WHAT IS EXPECTED: Copy all of the records below verbatim.
□ □ □ □ □ □ □
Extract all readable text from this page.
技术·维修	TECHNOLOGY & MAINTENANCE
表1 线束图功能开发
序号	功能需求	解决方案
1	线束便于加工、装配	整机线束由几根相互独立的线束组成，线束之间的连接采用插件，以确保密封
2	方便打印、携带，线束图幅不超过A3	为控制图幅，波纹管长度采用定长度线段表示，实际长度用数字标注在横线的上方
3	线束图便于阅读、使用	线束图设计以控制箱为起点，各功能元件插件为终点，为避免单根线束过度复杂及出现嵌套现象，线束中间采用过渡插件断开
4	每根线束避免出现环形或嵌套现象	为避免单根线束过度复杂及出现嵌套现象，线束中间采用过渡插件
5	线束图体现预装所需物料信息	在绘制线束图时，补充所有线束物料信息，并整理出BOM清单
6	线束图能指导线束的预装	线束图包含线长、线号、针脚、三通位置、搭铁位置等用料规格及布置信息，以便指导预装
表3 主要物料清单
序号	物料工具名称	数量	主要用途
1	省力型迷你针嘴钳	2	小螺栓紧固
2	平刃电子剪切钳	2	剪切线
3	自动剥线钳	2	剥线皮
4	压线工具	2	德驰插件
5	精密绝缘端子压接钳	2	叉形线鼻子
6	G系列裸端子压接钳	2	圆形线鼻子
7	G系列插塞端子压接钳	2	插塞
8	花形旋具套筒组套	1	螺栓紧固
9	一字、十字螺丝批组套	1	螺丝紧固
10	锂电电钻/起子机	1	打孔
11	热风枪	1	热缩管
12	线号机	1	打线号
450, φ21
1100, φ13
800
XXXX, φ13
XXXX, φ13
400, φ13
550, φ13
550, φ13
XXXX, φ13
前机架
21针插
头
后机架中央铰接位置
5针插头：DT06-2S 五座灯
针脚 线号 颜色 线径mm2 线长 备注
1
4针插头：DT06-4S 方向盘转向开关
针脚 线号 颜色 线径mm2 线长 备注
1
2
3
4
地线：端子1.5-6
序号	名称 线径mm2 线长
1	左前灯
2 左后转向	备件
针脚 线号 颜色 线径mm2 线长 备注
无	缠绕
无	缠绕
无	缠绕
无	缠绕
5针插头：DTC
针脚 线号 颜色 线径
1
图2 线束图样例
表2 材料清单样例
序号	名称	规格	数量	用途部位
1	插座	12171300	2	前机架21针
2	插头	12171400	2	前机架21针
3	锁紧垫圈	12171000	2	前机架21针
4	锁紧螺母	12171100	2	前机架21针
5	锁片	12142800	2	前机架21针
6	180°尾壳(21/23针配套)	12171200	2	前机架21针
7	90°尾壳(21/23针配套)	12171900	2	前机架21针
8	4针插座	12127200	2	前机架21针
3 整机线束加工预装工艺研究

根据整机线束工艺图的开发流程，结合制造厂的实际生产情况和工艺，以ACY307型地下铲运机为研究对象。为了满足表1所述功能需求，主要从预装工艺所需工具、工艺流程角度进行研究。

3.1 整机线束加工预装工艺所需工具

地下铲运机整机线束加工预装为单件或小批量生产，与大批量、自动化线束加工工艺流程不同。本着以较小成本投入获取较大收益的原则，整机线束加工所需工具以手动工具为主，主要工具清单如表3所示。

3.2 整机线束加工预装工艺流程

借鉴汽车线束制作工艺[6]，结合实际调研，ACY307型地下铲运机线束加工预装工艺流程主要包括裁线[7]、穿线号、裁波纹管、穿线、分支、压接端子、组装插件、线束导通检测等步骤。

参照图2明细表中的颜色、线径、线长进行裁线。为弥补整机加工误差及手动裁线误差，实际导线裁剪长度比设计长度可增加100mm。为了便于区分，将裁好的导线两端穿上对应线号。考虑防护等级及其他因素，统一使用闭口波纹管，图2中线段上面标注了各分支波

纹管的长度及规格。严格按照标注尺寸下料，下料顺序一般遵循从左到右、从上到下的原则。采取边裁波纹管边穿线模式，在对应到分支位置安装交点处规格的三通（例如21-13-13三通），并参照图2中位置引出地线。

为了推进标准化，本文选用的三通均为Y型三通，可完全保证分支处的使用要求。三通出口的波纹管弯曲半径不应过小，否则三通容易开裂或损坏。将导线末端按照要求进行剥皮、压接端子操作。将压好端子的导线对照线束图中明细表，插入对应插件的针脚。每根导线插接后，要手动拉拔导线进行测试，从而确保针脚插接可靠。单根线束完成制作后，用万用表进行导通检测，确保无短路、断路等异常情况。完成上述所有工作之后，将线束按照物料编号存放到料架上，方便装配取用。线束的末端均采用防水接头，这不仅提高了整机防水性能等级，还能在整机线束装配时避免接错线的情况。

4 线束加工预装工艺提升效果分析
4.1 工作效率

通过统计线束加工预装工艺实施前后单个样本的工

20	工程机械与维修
□ □ □ □ □ □ □
WRITTEN SOLUTION:
Extract all readable text from this page.
技术·维修	TECHNOLOGY & MAINTENANCE
表1 线束图功能开发
序号	功能需求	解决方案
1	线束便于加工、装配	整机线束由几根相互独立的线束组成，线束之间的连接采用插件，以确保密封
2	方便打印、携带，线束图幅不超过A3	为控制图幅，波纹管长度采用定长度线段表示，实际长度用数字标注在横线的上方
3	线束图便于阅读、使用	线束图设计以控制箱为起点，各功能元件插件为终点，为避免单根线束过度复杂及出现嵌套现象，线束中间采用过渡插件断开
4	每根线束避免出现环形或嵌套现象	为避免单根线束过度复杂及出现嵌套现象，线束中间采用过渡插件
5	线束图体现预装所需物料信息	在绘制线束图时，补充所有线束物料信息，并整理出BOM清单
6	线束图能指导线束的预装	线束图包含线长、线号、针脚、三通位置、搭铁位置等用料规格及布置信息，以便指导预装
表3 主要物料清单
序号	物料工具名称	数量	主要用途
1	省力型迷你针嘴钳	2	小螺栓紧固
2	平刃电子剪切钳	2	剪切线
3	自动剥线钳	2	剥线皮
4	压线工具	2	德驰插件
5	精密绝缘端子压接钳	2	叉形线鼻子
6	G系列裸端子压接钳	2	圆形线鼻子
7	G系列插塞端子压接钳	2	插塞
8	花形旋具套筒组套	1	螺栓紧固
9	一字、十字螺丝批组套	1	螺丝紧固
10	锂电电钻/起子机	1	打孔
11	热风枪	1	热缩管
12	线号机	1	打线号
450, φ21
1100, φ13
800
XXXX, φ13
XXXX, φ13
400, φ13
550, φ13
550, φ13
XXXX, φ13
前机架
21针插
头
后机架中央铰接位置
5针插头：DT06-2S 五座灯
针脚 线号 颜色 线径mm2 线长 备注
1
4针插头：DT06-4S 方向盘转向开关
针脚 线号 颜色 线径mm2 线长 备注
1
2
3
4
地线：端子1.5-6
序号	名称 线径mm2 线长
1	左前灯
2 左后转向	备件
针脚 线号 颜色 线径mm2 线长 备注
无	缠绕
无	缠绕
无	缠绕
无	缠绕
5针插头：DTC
针脚 线号 颜色 线径
1
图2 线束图样例
表2 材料清单样例
序号	名称	规格	数量	用途部位
1	插座	12171300	2	前机架21针
2	插头	12171400	2	前机架21针
3	锁紧垫圈	12171000	2	前机架21针
4	锁紧螺母	12171100	2	前机架21针
5	锁片	12142800	2	前机架21针
6	180°尾壳(21/23针配套)	12171200	2	前机架21针
7	90°尾壳(21/23针配套)	12171900	2	前机架21针
8	4针插座	12127200	2	前机架21针
3 整机线束加工预装工艺研究

根据整机线束工艺图的开发流程，结合制造厂的实际生产情况和工艺，以ACY307型地下铲运机为研究对象。为了满足表1所述功能需求，主要从预装工艺所需工具、工艺流程角度进行研究。

3.1 整机线束加工预装工艺所需工具

地下铲运机整机线束加工预装为单件或小批量生产，与大批量、自动化线束加工工艺流程不同。本着以较小成本投入获取较大收益的原则，整机线束加工所需工具以手动工具为主，主要工具清单如表3所示。

3.2 整机线束加工预装工艺流程

借鉴汽车线束制作工艺[6]，结合实际调研，ACY307型地下铲运机线束加工预装工艺流程主要包括裁线[7]、穿线号、裁波纹管、穿线、分支、压接端子、组装插件、线束导通检测等步骤。

参照图2明细表中的颜色、线径、线长进行裁线。为弥补整机加工误差及手动裁线误差，实际导线裁剪长度比设计长度可增加100mm。为了便于区分，将裁好的导线两端穿上对应线号。考虑防护等级及其他因素，统一使用闭口波纹管，图2中线段上面标注了各分支波

纹管的长度及规格。严格按照标注尺寸下料，下料顺序一般遵循从左到右、从上到下的原则。采取边裁波纹管边穿线模式，在对应到分支位置安装交点处规格的三通（例如21-13-13三通），并参照图2中位置引出地线。

为了推进标准化，本文选用的三通均为Y型三通，可完全保证分支处的使用要求。三通出口的波纹管弯曲半径不应过小，否则三通容易开裂或损坏。将导线末端按照要求进行剥皮、压接端子操作。将压好端子的导线对照线束图中明细表，插入对应插件的针脚。每根导线插接后，要手动拉拔导线进行测试，从而确保针脚插接可靠。单根线束完成制作后，用万用表进行导通检测，确保无短路、断路等异常情况。完成上述所有工作之后，将线束按照物料编号存放到料架上，方便装配取用。线束的末端均采用防水接头，这不仅提高了整机防水性能等级，还能在整机线束装配时避免接错线的情况。

4 线束加工预装工艺提升效果分析
4.1 工作效率

通过统计线束加工预装工艺实施前后单个样本的工

20	工程机械与维修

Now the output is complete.